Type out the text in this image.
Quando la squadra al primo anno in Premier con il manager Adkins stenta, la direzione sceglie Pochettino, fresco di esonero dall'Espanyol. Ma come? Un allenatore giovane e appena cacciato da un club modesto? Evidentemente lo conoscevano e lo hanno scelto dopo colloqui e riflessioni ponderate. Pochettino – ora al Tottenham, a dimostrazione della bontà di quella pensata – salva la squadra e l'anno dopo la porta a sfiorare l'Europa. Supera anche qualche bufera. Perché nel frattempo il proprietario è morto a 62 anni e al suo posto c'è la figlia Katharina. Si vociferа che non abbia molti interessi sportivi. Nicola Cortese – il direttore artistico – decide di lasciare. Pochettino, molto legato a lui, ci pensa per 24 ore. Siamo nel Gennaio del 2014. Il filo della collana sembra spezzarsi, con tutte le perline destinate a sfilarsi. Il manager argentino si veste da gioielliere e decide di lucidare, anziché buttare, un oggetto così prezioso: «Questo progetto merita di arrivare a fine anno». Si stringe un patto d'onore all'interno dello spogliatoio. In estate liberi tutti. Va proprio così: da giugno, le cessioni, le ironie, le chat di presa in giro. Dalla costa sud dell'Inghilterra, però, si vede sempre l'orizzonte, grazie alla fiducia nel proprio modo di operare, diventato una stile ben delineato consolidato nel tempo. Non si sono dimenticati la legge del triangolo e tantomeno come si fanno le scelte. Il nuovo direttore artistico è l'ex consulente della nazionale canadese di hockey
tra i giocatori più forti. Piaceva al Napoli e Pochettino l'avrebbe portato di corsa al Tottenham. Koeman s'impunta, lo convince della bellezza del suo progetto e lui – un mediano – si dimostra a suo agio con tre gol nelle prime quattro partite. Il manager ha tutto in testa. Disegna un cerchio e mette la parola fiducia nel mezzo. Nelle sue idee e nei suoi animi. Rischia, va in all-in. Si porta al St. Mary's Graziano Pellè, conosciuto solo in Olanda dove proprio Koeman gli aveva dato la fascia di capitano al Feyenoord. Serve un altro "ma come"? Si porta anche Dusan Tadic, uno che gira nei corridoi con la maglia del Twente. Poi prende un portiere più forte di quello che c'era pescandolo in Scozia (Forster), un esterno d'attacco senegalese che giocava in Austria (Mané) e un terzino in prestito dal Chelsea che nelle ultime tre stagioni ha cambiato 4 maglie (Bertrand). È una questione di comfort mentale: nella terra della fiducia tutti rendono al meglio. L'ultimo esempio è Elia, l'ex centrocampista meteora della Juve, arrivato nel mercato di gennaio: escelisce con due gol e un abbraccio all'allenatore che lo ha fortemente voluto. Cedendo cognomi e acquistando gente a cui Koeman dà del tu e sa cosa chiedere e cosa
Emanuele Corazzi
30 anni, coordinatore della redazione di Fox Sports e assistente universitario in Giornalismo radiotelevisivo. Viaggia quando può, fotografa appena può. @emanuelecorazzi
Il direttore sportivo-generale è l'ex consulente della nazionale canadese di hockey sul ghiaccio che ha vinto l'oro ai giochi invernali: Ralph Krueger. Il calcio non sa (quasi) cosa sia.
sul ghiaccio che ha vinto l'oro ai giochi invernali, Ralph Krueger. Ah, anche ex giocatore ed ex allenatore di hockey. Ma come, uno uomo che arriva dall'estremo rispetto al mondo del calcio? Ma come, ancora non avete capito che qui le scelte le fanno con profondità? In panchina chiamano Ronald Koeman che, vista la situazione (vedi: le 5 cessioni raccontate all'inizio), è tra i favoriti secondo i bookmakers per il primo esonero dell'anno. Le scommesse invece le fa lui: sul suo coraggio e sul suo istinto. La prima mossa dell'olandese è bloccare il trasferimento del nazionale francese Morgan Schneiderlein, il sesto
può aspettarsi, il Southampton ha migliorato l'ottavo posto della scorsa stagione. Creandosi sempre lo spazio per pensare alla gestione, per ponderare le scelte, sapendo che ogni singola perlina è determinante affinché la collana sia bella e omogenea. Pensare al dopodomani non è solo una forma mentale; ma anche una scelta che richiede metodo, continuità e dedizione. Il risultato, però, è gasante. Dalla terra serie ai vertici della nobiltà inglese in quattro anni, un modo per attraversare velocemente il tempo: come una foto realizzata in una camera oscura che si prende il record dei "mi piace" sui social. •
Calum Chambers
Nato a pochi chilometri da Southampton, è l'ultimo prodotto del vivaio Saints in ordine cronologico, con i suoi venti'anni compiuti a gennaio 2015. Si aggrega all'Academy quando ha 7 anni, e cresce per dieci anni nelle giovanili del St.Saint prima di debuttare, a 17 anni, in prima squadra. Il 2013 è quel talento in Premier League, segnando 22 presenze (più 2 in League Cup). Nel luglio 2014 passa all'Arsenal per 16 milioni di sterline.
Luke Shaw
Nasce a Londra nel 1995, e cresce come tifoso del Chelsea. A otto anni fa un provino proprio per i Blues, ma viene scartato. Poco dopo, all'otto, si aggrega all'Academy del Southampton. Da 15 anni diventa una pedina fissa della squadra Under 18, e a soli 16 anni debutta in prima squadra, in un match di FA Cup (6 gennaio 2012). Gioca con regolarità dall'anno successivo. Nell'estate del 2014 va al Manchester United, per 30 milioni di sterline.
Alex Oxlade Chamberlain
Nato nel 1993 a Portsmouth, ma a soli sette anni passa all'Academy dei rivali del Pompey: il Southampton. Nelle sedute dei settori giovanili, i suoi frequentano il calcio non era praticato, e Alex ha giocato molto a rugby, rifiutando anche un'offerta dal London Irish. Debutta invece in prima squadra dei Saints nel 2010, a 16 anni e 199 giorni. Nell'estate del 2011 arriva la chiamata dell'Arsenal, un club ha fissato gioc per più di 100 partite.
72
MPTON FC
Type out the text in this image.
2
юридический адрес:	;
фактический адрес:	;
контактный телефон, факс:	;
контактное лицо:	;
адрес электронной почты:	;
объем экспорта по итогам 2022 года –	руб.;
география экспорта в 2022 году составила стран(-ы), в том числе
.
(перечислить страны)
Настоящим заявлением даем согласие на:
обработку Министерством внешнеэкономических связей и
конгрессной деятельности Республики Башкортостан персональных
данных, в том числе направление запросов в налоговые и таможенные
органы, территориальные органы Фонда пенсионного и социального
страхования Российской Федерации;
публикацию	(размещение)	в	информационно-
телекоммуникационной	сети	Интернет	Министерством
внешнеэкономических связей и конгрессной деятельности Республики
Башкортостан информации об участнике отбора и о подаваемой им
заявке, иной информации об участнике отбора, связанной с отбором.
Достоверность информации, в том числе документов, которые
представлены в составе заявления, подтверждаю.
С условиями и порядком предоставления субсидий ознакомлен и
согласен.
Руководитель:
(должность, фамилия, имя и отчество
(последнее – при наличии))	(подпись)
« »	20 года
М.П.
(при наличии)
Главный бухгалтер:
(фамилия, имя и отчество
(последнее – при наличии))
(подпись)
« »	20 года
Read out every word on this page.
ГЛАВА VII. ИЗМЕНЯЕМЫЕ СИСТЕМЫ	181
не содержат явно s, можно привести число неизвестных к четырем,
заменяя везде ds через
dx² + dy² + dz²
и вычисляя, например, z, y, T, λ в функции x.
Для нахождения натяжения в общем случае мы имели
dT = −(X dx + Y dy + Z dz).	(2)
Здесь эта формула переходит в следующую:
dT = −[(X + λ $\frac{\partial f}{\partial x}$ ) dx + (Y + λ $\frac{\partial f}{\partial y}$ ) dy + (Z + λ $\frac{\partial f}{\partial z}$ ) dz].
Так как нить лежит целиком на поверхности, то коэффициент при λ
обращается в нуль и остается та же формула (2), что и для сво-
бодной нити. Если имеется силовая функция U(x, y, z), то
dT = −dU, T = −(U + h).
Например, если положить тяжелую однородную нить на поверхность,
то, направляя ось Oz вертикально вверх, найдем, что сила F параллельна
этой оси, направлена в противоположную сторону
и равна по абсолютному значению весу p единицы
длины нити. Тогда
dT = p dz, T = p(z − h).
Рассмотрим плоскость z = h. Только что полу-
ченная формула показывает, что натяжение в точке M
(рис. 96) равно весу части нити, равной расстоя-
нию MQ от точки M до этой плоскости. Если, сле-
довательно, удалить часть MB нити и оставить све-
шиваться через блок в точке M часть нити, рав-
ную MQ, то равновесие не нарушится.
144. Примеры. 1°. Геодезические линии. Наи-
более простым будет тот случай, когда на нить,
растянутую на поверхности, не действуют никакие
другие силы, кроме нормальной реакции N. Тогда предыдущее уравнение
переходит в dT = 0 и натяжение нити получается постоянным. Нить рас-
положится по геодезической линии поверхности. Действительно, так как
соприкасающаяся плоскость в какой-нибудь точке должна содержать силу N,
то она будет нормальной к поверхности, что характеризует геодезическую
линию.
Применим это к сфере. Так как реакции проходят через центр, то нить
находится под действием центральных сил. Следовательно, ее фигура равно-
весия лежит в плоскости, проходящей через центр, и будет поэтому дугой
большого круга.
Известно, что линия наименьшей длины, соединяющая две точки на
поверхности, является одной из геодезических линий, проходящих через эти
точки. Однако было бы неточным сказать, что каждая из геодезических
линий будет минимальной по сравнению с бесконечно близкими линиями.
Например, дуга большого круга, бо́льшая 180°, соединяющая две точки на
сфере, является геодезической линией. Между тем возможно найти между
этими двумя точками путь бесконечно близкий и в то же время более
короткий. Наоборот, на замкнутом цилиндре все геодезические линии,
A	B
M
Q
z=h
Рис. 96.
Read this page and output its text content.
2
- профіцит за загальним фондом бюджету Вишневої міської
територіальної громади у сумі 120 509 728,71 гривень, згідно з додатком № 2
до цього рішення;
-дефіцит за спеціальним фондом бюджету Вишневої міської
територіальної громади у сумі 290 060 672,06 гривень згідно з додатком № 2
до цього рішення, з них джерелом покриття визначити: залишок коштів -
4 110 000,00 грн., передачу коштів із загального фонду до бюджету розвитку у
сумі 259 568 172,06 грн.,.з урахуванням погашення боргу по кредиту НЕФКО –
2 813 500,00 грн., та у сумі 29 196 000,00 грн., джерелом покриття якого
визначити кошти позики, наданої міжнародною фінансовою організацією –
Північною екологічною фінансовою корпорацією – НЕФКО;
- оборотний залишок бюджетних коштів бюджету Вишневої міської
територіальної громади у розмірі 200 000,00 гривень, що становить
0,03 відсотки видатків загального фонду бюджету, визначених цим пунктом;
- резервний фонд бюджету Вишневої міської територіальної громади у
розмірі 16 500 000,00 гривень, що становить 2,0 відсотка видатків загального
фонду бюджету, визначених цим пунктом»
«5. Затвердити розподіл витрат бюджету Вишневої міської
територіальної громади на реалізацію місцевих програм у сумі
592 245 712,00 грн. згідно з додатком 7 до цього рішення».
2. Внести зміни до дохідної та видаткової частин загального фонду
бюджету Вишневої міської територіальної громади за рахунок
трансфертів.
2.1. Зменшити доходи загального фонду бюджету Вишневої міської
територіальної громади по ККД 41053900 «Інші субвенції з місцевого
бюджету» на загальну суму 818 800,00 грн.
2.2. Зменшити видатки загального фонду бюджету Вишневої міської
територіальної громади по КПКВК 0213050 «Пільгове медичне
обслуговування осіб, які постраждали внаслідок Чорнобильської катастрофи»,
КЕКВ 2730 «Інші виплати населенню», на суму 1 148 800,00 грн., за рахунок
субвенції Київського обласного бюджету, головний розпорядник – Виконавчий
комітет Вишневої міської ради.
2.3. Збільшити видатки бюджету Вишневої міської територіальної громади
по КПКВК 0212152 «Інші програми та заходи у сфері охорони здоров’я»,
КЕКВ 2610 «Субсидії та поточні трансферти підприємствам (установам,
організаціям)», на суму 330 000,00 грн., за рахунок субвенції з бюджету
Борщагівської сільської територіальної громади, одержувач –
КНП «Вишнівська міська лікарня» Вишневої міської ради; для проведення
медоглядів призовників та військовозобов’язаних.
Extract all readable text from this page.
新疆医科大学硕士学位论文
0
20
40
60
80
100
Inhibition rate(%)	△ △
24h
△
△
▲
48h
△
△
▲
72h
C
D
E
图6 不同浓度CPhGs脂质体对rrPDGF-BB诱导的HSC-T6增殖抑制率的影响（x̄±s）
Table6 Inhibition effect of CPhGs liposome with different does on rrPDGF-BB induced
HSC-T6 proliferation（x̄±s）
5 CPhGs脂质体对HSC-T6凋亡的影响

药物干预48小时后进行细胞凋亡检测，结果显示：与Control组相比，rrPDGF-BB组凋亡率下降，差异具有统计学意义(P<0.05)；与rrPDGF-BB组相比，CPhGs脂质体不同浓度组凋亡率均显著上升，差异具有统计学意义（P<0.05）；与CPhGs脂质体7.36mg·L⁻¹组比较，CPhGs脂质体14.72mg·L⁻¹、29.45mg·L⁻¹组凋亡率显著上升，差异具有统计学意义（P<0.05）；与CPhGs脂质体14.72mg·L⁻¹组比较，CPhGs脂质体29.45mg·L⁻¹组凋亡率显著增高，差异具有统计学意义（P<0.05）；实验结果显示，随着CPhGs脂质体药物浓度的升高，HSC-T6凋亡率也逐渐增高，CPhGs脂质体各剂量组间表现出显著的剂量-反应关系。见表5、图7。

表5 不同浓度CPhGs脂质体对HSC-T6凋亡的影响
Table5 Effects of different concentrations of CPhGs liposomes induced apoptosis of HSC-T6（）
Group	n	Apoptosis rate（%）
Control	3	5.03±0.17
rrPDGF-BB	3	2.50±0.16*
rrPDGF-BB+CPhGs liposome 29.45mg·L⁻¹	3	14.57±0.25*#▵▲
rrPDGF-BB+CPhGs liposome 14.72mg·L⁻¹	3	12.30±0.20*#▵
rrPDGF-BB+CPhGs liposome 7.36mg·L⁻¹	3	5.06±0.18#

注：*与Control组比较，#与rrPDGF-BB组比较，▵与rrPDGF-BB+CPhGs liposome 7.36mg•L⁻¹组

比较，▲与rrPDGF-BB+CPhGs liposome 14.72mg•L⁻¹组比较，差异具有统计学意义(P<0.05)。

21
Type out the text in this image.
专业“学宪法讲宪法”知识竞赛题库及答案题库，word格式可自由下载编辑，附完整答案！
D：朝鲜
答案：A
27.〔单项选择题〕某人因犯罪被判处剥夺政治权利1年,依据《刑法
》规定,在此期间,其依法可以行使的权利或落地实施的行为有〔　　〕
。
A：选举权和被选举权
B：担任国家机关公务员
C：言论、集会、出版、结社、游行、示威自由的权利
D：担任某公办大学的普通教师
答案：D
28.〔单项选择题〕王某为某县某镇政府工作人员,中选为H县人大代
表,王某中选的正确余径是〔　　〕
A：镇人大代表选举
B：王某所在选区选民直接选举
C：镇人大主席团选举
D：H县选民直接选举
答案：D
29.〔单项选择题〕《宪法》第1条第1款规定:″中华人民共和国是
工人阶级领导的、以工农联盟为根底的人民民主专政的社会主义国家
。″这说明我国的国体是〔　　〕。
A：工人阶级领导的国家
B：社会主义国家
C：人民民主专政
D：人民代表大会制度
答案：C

================================

# [Work instructions]
Return each line where "отчество" shows up.

# [In response]
(должность, фамилия, имя и отчество
(фамилия, имя и отчество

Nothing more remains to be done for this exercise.